** START **

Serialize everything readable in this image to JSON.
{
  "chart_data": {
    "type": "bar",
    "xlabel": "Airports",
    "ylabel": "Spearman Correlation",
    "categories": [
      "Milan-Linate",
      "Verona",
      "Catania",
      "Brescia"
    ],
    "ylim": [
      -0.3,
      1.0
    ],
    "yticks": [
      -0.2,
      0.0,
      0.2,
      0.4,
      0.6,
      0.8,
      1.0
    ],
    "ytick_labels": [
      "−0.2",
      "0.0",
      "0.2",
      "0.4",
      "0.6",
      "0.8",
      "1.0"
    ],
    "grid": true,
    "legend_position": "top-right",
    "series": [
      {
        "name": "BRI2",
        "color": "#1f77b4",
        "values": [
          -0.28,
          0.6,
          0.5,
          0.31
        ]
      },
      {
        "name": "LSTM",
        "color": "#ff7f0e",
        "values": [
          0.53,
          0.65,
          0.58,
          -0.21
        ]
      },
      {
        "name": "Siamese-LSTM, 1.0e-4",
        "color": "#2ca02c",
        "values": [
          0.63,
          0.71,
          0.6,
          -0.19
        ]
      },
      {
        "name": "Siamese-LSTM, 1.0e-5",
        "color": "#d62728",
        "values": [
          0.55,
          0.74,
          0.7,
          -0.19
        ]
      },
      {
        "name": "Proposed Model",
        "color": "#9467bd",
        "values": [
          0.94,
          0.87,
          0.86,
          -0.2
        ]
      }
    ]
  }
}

** END **

▶ Work to do
Every line of the listing that holds "Siamese" should be found and copied.

▶ Task result
        "name": "Siamese-LSTM, 1.0e-4",
        "name": "Siamese-LSTM, 1.0e-5",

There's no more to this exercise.